SHORT PROBLEM: Pull out every line below that holds the word "Субсидии".

RECORDED INFORMATION:
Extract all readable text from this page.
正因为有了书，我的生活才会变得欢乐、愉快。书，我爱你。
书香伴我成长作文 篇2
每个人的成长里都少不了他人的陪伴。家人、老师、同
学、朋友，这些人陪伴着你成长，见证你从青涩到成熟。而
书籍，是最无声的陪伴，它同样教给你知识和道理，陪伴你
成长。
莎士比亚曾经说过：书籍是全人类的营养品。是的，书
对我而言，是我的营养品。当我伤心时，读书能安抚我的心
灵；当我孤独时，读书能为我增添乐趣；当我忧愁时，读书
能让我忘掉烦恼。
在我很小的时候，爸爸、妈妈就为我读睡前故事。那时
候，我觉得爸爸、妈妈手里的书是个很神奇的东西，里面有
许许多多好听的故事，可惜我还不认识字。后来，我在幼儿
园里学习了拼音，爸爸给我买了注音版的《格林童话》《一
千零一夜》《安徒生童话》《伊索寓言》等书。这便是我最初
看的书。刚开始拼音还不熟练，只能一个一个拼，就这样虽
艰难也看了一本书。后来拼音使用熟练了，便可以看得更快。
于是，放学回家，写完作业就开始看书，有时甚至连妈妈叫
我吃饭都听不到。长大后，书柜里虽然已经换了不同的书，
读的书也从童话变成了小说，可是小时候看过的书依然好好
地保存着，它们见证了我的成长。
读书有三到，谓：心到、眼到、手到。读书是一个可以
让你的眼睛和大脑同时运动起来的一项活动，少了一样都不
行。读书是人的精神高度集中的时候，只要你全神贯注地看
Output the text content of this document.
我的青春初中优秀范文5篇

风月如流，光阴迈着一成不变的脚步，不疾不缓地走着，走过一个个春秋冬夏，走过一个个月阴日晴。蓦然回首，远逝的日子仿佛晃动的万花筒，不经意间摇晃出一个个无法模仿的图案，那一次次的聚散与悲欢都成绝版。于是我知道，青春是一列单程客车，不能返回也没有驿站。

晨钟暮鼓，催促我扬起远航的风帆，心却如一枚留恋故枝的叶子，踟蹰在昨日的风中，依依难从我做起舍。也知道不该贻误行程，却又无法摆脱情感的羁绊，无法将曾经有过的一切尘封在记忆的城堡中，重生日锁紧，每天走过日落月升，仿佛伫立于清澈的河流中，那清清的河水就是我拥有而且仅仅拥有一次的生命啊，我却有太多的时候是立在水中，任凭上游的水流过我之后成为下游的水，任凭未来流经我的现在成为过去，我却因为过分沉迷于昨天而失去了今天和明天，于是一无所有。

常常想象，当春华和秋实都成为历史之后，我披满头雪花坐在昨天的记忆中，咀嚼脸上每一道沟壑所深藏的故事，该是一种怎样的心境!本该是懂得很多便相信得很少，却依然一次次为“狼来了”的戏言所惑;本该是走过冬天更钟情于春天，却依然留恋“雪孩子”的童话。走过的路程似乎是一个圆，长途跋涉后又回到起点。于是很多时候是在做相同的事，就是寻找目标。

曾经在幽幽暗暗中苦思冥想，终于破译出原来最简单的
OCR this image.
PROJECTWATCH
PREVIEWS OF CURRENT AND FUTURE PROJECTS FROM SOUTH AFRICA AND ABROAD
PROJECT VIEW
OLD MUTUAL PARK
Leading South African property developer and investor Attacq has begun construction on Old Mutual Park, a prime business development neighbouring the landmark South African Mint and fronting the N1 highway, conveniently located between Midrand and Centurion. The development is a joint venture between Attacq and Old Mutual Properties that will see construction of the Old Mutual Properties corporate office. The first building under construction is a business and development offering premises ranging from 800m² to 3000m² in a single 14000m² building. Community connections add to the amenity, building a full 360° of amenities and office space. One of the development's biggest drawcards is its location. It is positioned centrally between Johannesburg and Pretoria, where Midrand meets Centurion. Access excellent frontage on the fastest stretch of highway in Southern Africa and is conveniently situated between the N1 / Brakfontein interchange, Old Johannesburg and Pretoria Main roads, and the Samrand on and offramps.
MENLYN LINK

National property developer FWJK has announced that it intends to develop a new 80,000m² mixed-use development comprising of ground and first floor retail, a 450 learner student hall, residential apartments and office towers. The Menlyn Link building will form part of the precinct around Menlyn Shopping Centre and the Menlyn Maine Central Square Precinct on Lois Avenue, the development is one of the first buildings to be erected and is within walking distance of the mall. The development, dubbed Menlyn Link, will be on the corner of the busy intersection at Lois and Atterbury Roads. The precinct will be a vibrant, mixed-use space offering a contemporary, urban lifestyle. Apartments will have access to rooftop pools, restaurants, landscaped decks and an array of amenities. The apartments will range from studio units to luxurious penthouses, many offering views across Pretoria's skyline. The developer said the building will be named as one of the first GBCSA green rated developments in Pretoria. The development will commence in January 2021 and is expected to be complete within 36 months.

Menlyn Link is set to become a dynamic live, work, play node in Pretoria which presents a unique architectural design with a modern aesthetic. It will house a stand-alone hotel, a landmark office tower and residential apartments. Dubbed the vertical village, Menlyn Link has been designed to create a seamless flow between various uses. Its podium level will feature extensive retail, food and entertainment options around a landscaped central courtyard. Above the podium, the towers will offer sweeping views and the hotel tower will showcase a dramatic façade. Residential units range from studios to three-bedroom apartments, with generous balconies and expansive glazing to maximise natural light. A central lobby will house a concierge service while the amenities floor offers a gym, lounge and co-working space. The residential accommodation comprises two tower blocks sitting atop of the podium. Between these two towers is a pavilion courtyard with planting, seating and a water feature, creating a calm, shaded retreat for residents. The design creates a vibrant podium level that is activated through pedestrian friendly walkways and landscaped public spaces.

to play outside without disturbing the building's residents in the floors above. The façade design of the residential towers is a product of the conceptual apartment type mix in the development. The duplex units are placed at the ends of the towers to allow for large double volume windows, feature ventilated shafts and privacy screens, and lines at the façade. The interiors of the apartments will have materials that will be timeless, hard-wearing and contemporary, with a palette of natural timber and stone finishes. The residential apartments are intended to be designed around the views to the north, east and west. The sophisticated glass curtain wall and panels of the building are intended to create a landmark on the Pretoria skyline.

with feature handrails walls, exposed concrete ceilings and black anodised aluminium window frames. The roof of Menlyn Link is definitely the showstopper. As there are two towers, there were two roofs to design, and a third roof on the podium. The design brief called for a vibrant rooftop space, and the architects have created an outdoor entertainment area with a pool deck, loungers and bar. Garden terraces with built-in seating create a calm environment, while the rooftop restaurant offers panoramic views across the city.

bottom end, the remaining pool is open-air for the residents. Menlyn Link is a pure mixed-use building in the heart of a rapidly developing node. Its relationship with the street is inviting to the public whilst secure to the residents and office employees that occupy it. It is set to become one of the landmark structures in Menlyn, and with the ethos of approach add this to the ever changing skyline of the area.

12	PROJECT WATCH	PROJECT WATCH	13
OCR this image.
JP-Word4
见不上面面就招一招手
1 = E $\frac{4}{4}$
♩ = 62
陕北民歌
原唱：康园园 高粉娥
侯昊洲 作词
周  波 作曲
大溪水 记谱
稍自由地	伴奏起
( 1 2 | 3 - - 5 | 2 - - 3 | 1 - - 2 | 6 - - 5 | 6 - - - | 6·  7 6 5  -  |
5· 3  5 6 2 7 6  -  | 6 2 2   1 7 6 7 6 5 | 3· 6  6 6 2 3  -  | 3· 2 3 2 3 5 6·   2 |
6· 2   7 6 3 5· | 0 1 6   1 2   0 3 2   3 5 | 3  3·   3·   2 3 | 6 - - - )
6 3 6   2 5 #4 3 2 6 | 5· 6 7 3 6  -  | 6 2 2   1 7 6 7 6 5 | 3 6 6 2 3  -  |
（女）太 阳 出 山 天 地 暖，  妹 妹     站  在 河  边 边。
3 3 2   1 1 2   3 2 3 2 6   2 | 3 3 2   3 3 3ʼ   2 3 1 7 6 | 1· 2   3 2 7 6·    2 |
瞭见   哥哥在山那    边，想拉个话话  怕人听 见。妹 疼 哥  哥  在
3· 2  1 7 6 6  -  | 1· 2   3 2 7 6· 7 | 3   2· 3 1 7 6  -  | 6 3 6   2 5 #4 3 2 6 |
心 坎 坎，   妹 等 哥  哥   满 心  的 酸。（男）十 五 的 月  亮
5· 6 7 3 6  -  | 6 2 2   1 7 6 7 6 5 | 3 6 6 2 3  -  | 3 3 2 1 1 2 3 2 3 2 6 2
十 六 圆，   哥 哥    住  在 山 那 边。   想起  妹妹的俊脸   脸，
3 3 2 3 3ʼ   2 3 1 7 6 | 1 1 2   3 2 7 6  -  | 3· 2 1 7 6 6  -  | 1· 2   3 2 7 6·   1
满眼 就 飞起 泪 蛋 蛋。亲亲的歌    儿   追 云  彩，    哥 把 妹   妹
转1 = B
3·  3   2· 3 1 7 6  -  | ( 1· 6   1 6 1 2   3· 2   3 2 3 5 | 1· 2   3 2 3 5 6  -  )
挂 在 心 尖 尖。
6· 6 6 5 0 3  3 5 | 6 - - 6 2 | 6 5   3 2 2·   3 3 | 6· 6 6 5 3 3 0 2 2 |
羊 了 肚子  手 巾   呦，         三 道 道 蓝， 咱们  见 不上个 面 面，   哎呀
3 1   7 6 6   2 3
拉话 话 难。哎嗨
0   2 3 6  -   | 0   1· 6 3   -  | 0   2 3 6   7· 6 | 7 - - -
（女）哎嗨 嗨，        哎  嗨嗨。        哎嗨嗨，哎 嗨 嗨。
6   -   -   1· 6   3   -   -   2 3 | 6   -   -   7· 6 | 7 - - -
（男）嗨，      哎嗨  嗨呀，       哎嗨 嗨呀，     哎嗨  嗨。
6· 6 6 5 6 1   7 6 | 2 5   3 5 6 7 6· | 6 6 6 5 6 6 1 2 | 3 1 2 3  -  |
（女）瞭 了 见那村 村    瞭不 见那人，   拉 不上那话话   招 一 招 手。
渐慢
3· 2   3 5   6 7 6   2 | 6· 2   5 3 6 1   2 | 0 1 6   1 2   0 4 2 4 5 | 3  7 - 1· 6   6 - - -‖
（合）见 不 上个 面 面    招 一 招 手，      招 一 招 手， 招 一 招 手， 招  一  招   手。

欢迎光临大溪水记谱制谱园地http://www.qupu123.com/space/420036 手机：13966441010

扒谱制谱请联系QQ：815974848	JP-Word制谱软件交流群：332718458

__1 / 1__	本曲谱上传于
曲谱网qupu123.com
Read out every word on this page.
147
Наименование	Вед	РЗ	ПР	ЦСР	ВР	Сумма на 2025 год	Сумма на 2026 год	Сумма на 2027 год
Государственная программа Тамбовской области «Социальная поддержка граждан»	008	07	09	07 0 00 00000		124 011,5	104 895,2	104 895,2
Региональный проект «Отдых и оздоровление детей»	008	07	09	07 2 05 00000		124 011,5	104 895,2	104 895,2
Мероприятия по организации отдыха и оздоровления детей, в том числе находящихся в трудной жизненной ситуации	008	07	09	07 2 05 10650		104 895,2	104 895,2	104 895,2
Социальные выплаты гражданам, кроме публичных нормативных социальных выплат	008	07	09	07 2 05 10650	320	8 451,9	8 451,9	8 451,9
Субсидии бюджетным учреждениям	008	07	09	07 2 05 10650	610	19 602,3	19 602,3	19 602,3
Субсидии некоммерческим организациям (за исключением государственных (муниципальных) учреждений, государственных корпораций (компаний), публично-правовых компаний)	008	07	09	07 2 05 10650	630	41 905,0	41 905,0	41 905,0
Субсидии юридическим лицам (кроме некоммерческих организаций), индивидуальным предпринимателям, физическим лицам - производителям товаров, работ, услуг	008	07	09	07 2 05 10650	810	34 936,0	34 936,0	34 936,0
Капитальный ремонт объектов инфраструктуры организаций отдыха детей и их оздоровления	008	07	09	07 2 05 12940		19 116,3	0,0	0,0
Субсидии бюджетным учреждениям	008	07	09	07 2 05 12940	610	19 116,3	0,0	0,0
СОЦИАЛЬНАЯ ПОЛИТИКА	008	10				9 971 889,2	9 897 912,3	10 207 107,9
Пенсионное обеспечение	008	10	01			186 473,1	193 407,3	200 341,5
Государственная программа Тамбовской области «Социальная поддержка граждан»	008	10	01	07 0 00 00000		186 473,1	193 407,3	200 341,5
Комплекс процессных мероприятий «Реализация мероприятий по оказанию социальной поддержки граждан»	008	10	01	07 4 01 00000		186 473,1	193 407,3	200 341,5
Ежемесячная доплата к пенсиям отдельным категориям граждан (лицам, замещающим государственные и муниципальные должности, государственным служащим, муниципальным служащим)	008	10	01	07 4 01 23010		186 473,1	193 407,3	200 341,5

WRITTEN ANSWER:
Субсидии бюджетным учреждениям	008	07	09	07 2 05 10650	610	19 602,3	19 602,3	19 602,3
Субсидии некоммерческим организациям (за исключением государственных (муниципальных) учреждений, государственных корпораций (компаний), публично-правовых компаний)	008	07	09	07 2 05 10650	630	41 905,0	41 905,0	41 905,0
Субсидии юридическим лицам (кроме некоммерческих организаций), индивидуальным предпринимателям, физическим лицам - производителям товаров, работ, услуг	008	07	09	07 2 05 10650	810	34 936,0	34 936,0	34 936,0
Субсидии бюджетным учреждениям	008	07	09	07 2 05 12940	610	19 116,3	0,0	0,0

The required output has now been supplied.